## Begin Data shown

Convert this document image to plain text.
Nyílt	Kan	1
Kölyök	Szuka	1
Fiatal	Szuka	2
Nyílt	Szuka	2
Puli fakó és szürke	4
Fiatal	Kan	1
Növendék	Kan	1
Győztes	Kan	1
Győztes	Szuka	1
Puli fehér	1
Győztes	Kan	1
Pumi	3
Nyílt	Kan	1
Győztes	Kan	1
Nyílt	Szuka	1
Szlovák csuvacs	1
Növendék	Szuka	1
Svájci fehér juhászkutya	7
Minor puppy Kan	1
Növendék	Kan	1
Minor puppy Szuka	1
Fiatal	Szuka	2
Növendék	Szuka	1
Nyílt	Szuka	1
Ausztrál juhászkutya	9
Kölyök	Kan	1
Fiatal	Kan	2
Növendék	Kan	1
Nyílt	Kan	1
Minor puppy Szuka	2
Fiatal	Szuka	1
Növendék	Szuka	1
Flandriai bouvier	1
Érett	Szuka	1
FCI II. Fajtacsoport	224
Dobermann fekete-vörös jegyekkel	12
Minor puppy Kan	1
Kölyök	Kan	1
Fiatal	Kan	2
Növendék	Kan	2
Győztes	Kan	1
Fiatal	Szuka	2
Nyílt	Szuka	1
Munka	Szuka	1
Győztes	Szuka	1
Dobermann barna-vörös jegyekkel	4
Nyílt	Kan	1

## End Data shown

Reproduce all the data word for word.

Convert this document image to plain text.
Nyílt	Kan	1
Kölyök	Szuka	1
Fiatal	Szuka	2
Nyílt	Szuka	2
Puli fakó és szürke	4
Fiatal	Kan	1
Növendék	Kan	1
Győztes	Kan	1
Győztes	Szuka	1
Puli fehér	1
Győztes	Kan	1
Pumi	3
Nyílt	Kan	1
Győztes	Kan	1
Nyílt	Szuka	1
Szlovák csuvacs	1
Növendék	Szuka	1
Svájci fehér juhászkutya	7
Minor puppy Kan	1
Növendék	Kan	1
Minor puppy Szuka	1
Fiatal	Szuka	2
Növendék	Szuka	1
Nyílt	Szuka	1
Ausztrál juhászkutya	9
Kölyök	Kan	1
Fiatal	Kan	2
Növendék	Kan	1
Nyílt	Kan	1
Minor puppy Szuka	2
Fiatal	Szuka	1
Növendék	Szuka	1
Flandriai bouvier	1
Érett	Szuka	1
FCI II. Fajtacsoport	224
Dobermann fekete-vörös jegyekkel	12
Minor puppy Kan	1
Kölyök	Kan	1
Fiatal	Kan	2
Növendék	Kan	2
Győztes	Kan	1
Fiatal	Szuka	2
Nyílt	Szuka	1
Munka	Szuka	1
Győztes	Szuka	1
Dobermann barna-vörös jegyekkel	4
Nyílt	Kan	1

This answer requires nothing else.